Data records
= = = =

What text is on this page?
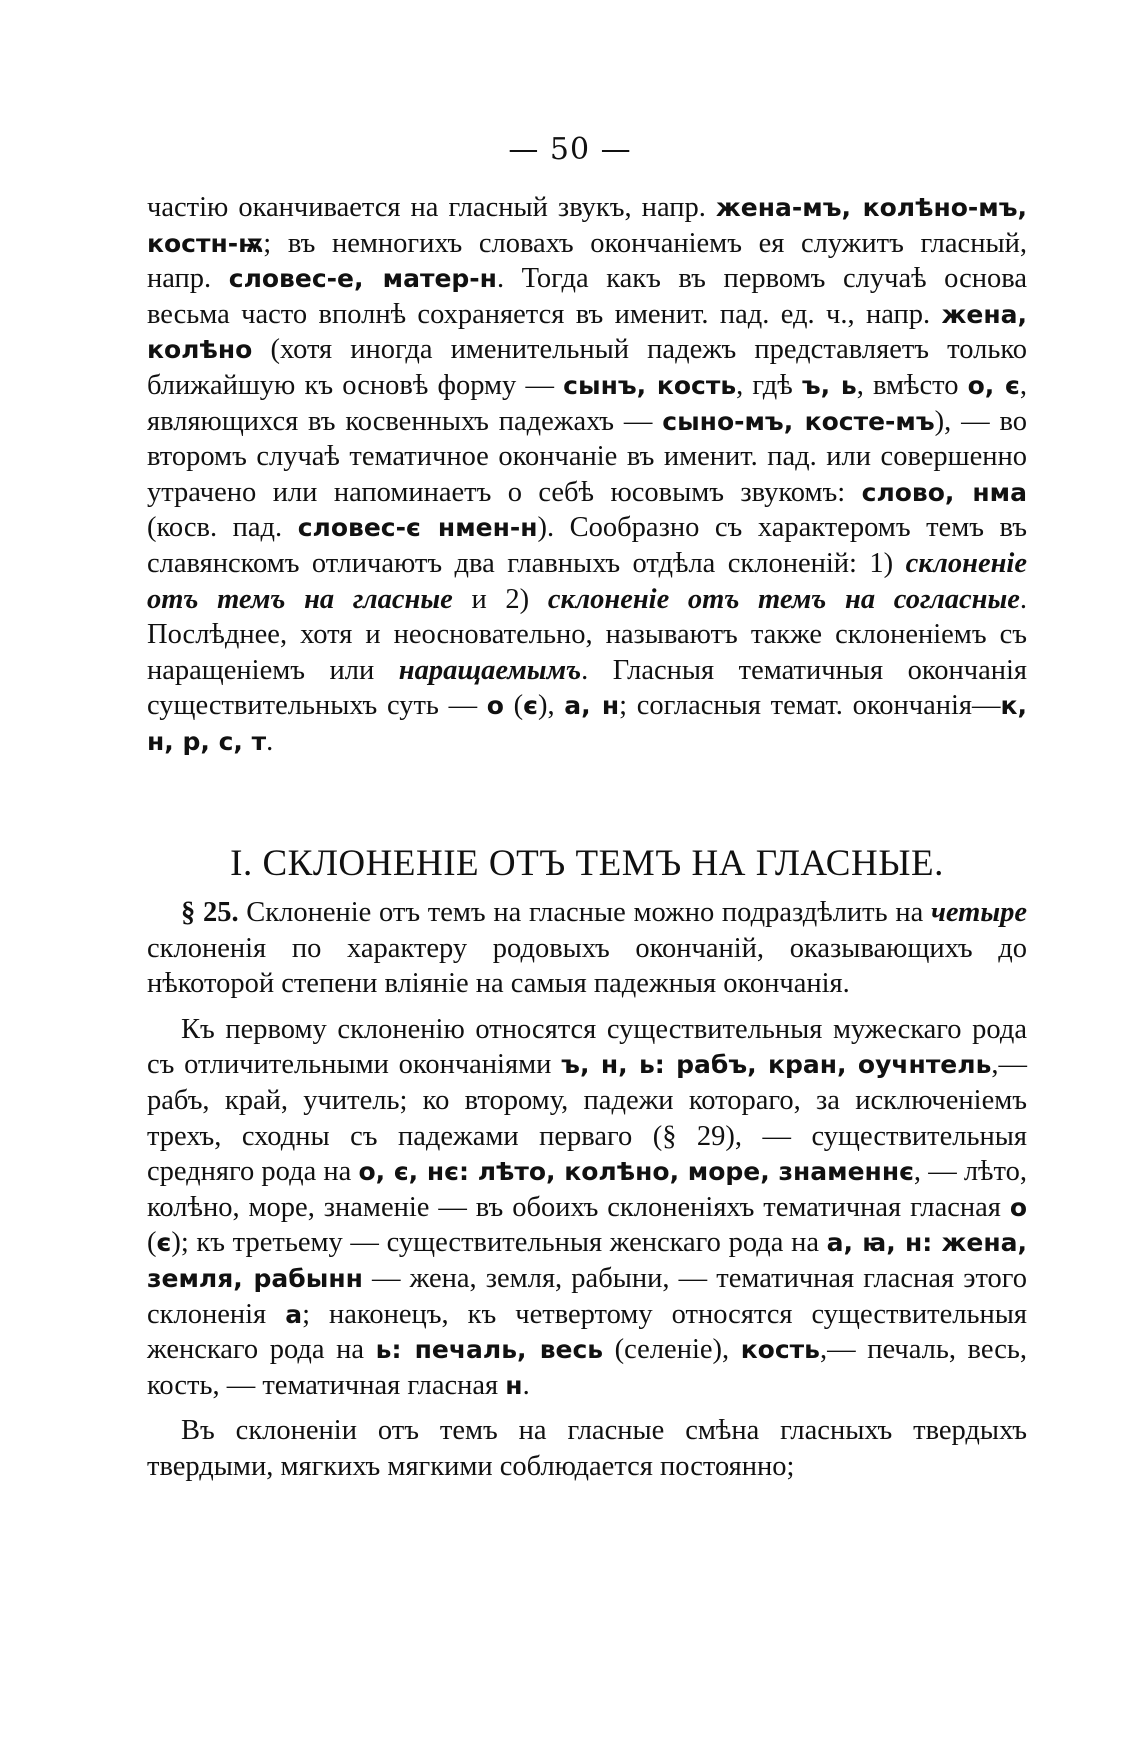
— 50 —

частію оканчивается на гласный звукъ, напр. жена-мъ, колѣно-мъ, костн-ѭ; въ немногихъ словахъ окончаніемъ ея служитъ гласный, напр. словес-е, матер-н. Тогда какъ въ первомъ случаѣ основа весьма часто вполнѣ сохраняется въ именит. пад. ед. ч., напр. жена, колѣно (хотя иногда именительный падежъ представляетъ только ближайшую къ основѣ форму — сынъ, кость, гдѣ ъ, ь, вмѣсто о, є, являющихся въ косвенныхъ падежахъ — сыно-мъ, косте-мъ), — во второмъ случаѣ тематичное окончаніе въ именит. пад. или совершенно утрачено или напоминаетъ о себѣ юсовымъ звукомъ: слово, нма (косв. пад. словес-є нмен-н). Сообразно съ характеромъ темъ въ славянскомъ отличаютъ два главныхъ отдѣла склоненій: 1) склоненіе отъ темъ на гласные и 2) склоненіе отъ темъ на согласные. Послѣднее, хотя и неосновательно, называютъ также склоненіемъ съ наращеніемъ или наращаемымъ. Гласныя тематичныя окончанія существительныхъ суть — о (є), а, н; согласныя темат. окончанія—к, н, р, с, т.

I. СКЛОНЕНІЕ ОТЪ ТЕМЪ НА ГЛАСНЫЕ.

§ 25. Склоненіе отъ темъ на гласные можно подраздѣлить на четыре склоненія по характеру родовыхъ окончаній, оказывающихъ до нѣкоторой степени вліяніе на самыя падежныя окончанія.

Къ первому склоненію относятся существительныя мужескаго рода съ отличительными окончаніями ъ, н, ь: рабъ, кран, оучнтель,— рабъ, край, учитель; ко второму, падежи котораго, за исключеніемъ трехъ, сходны съ падежами перваго (§ 29), — существительныя средняго рода на о, є, нє: лѣто, колѣно, море, знаменнє, — лѣто, колѣно, море, знаменіе — въ обоихъ склоненіяхъ тематичная гласная о (є); къ третьему — существительныя женскаго рода на а, ꙗ, н: жена, земля, рабынн — жена, земля, рабыни, — тематичная гласная этого склоненія а; наконецъ, къ четвертому относятся существительныя женскаго рода на ь: печаль, весь (селеніе), кость,— печаль, весь, кость, — тематичная гласная н.

Въ склоненіи отъ темъ на гласные смѣна гласныхъ твердыхъ твердыми, мягкихъ мягкими соблюдается постоянно;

= = = =

=== Written exercise ===
Would you mind returning each entry above word for word, skipping the images?

=== Worked answer ===
What text is on this page?
— 50 —

частію оканчивается на гласный звукъ, напр. жена-мъ, колѣно-мъ, костн-ѭ; въ немногихъ словахъ окончаніемъ ея служитъ гласный, напр. словес-е, матер-н. Тогда какъ въ первомъ случаѣ основа весьма часто вполнѣ сохраняется въ именит. пад. ед. ч., напр. жена, колѣно (хотя иногда именительный падежъ представляетъ только ближайшую къ основѣ форму — сынъ, кость, гдѣ ъ, ь, вмѣсто о, є, являющихся въ косвенныхъ падежахъ — сыно-мъ, косте-мъ), — во второмъ случаѣ тематичное окончаніе въ именит. пад. или совершенно утрачено или напоминаетъ о себѣ юсовымъ звукомъ: слово, нма (косв. пад. словес-є нмен-н). Сообразно съ характеромъ темъ въ славянскомъ отличаютъ два главныхъ отдѣла склоненій: 1) склоненіе отъ темъ на гласные и 2) склоненіе отъ темъ на согласные. Послѣднее, хотя и неосновательно, называютъ также склоненіемъ съ наращеніемъ или наращаемымъ. Гласныя тематичныя окончанія существительныхъ суть — о (є), а, н; согласныя темат. окончанія—к, н, р, с, т.

I. СКЛОНЕНІЕ ОТЪ ТЕМЪ НА ГЛАСНЫЕ.

§ 25. Склоненіе отъ темъ на гласные можно подраздѣлить на четыре склоненія по характеру родовыхъ окончаній, оказывающихъ до нѣкоторой степени вліяніе на самыя падежныя окончанія.

Къ первому склоненію относятся существительныя мужескаго рода съ отличительными окончаніями ъ, н, ь: рабъ, кран, оучнтель,— рабъ, край, учитель; ко второму, падежи котораго, за исключеніемъ трехъ, сходны съ падежами перваго (§ 29), — существительныя средняго рода на о, є, нє: лѣто, колѣно, море, знаменнє, — лѣто, колѣно, море, знаменіе — въ обоихъ склоненіяхъ тематичная гласная о (є); къ третьему — существительныя женскаго рода на а, ꙗ, н: жена, земля, рабынн — жена, земля, рабыни, — тематичная гласная этого склоненія а; наконецъ, къ четвертому относятся существительныя женскаго рода на ь: печаль, весь (селеніе), кость,— печаль, весь, кость, — тематичная гласная н.

Въ склоненіи отъ темъ на гласные смѣна гласныхъ твердыхъ твердыми, мягкихъ мягкими соблюдается постоянно;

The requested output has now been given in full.